# Task material
▬▬▬▬▬▬▬▬▬▬

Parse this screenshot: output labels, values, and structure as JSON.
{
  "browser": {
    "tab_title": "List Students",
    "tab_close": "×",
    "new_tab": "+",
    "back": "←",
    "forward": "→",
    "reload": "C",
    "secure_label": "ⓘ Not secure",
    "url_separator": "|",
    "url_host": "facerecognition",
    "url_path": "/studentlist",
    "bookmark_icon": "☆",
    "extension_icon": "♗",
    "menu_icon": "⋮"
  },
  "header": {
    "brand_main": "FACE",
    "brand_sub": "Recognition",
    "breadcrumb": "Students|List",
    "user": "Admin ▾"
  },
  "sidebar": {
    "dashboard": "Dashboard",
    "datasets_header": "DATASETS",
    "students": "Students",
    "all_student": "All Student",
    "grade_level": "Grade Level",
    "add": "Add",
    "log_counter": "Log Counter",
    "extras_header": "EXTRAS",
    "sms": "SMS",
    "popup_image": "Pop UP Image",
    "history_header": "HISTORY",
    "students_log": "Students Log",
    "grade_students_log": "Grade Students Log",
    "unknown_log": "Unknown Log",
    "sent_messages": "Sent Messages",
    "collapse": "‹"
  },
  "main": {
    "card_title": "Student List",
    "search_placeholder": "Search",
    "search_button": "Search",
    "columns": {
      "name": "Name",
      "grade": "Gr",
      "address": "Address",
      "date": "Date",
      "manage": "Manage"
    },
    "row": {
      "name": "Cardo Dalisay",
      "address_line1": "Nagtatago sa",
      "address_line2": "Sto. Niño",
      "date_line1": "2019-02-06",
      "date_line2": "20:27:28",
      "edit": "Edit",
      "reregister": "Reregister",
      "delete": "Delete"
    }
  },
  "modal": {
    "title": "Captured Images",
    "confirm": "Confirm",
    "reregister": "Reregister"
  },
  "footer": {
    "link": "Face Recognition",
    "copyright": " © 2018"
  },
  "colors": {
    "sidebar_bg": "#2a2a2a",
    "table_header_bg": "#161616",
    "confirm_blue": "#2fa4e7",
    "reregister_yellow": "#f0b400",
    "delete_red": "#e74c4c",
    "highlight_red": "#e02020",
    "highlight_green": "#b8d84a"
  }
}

▬▬▬▬▬▬▬▬▬▬

# Exercise prompt
Transcribe every line of the data, exactly as it stands.

# Expected answer
Parse this screenshot: output labels, values, and structure as JSON.
{
  "browser": {
    "tab_title": "List Students",
    "tab_close": "×",
    "new_tab": "+",
    "back": "←",
    "forward": "→",
    "reload": "C",
    "secure_label": "ⓘ Not secure",
    "url_separator": "|",
    "url_host": "facerecognition",
    "url_path": "/studentlist",
    "bookmark_icon": "☆",
    "extension_icon": "♗",
    "menu_icon": "⋮"
  },
  "header": {
    "brand_main": "FACE",
    "brand_sub": "Recognition",
    "breadcrumb": "Students|List",
    "user": "Admin ▾"
  },
  "sidebar": {
    "dashboard": "Dashboard",
    "datasets_header": "DATASETS",
    "students": "Students",
    "all_student": "All Student",
    "grade_level": "Grade Level",
    "add": "Add",
    "log_counter": "Log Counter",
    "extras_header": "EXTRAS",
    "sms": "SMS",
    "popup_image": "Pop UP Image",
    "history_header": "HISTORY",
    "students_log": "Students Log",
    "grade_students_log": "Grade Students Log",
    "unknown_log": "Unknown Log",
    "sent_messages": "Sent Messages",
    "collapse": "‹"
  },
  "main": {
    "card_title": "Student List",
    "search_placeholder": "Search",
    "search_button": "Search",
    "columns": {
      "name": "Name",
      "grade": "Gr",
      "address": "Address",
      "date": "Date",
      "manage": "Manage"
    },
    "row": {
      "name": "Cardo Dalisay",
      "address_line1": "Nagtatago sa",
      "address_line2": "Sto. Niño",
      "date_line1": "2019-02-06",
      "date_line2": "20:27:28",
      "edit": "Edit",
      "reregister": "Reregister",
      "delete": "Delete"
    }
  },
  "modal": {
    "title": "Captured Images",
    "confirm": "Confirm",
    "reregister": "Reregister"
  },
  "footer": {
    "link": "Face Recognition",
    "copyright": " © 2018"
  },
  "colors": {
    "sidebar_bg": "#2a2a2a",
    "table_header_bg": "#161616",
    "confirm_blue": "#2fa4e7",
    "reregister_yellow": "#f0b400",
    "delete_red": "#e74c4c",
    "highlight_red": "#e02020",
    "highlight_green": "#b8d84a"
  }
}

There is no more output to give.